**Directions**
Copy every line of the following data that includes the string "sehr".

**Data to use**
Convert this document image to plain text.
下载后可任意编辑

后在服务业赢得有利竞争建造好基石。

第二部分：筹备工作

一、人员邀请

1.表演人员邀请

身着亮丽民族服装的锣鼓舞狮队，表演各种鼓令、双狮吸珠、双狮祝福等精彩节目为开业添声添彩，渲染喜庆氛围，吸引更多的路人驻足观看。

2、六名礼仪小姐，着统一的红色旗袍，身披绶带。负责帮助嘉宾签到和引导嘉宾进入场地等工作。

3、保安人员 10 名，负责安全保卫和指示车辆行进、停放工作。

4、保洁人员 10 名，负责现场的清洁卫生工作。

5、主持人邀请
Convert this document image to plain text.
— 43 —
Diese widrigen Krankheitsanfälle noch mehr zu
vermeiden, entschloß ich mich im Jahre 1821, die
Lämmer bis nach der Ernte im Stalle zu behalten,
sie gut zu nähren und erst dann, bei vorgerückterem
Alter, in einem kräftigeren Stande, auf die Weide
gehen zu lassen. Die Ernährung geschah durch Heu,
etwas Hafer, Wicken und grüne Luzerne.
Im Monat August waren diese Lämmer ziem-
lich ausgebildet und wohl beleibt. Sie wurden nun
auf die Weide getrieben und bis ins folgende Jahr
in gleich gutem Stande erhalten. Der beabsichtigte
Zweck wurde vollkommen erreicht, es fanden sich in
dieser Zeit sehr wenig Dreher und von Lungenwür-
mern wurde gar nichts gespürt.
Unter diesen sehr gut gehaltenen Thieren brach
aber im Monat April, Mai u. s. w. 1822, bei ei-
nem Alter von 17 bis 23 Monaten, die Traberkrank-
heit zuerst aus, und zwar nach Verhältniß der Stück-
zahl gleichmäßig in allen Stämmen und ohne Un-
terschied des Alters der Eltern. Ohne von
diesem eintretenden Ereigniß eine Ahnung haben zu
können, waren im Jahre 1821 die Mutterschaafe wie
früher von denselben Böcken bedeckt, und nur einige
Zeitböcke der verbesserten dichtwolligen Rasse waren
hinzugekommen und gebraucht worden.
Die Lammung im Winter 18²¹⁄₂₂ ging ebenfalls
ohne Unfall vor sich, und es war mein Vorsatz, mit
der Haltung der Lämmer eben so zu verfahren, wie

**Response to the exercise**
dieser Zeit sehr wenig Dreher und von Lungenwür-
Unter diesen sehr gut gehaltenen Thieren brach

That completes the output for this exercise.